_作業内容_:
以下の行を一つ残らず、一字一句変えずにそのまま書き写してください。

[レイアウト注釈セットからの抜粋]

================

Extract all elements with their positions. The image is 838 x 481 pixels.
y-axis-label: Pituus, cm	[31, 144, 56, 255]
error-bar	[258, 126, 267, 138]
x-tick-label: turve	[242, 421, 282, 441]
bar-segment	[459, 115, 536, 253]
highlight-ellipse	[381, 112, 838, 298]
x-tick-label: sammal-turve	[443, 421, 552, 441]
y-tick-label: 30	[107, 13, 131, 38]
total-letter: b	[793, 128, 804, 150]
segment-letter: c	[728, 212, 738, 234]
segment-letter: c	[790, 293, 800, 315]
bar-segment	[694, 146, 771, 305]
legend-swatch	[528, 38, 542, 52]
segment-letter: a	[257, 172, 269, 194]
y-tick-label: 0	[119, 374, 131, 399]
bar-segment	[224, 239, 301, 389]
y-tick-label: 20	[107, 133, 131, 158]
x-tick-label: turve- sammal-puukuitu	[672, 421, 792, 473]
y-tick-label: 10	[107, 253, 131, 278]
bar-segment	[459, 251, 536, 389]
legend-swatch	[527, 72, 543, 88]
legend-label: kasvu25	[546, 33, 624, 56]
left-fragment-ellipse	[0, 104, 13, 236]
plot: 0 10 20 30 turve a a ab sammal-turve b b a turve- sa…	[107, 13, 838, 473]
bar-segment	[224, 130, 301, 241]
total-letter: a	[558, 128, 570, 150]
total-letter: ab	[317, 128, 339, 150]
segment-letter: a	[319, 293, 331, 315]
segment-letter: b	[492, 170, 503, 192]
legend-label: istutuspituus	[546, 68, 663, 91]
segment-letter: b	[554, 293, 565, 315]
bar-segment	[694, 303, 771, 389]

================

_解答例_:
Extract all elements with their positions. The image is 838 x 481 pixels.
y-axis-label: Pituus, cm	[31, 144, 56, 255]
error-bar	[258, 126, 267, 138]
x-tick-label: turve	[242, 421, 282, 441]
bar-segment	[459, 115, 536, 253]
highlight-ellipse	[381, 112, 838, 298]
x-tick-label: sammal-turve	[443, 421, 552, 441]
y-tick-label: 30	[107, 13, 131, 38]
total-letter: b	[793, 128, 804, 150]
segment-letter: c	[728, 212, 738, 234]
segment-letter: c	[790, 293, 800, 315]
bar-segment	[694, 146, 771, 305]
legend-swatch	[528, 38, 542, 52]
segment-letter: a	[257, 172, 269, 194]
y-tick-label: 0	[119, 374, 131, 399]
bar-segment	[224, 239, 301, 389]
y-tick-label: 20	[107, 133, 131, 158]
x-tick-label: turve- sammal-puukuitu	[672, 421, 792, 473]
y-tick-label: 10	[107, 253, 131, 278]
bar-segment	[459, 251, 536, 389]
legend-swatch	[527, 72, 543, 88]
legend-label: kasvu25	[546, 33, 624, 56]
left-fragment-ellipse	[0, 104, 13, 236]
plot: 0 10 20 30 turve a a ab sammal-turve b b a turve- sa…	[107, 13, 838, 473]
bar-segment	[224, 130, 301, 241]
total-letter: a	[558, 128, 570, 150]
total-letter: ab	[317, 128, 339, 150]
segment-letter: a	[319, 293, 331, 315]
segment-letter: b	[492, 170, 503, 192]
legend-label: istutuspituus	[546, 68, 663, 91]
segment-letter: b	[554, 293, 565, 315]
bar-segment	[694, 303, 771, 389]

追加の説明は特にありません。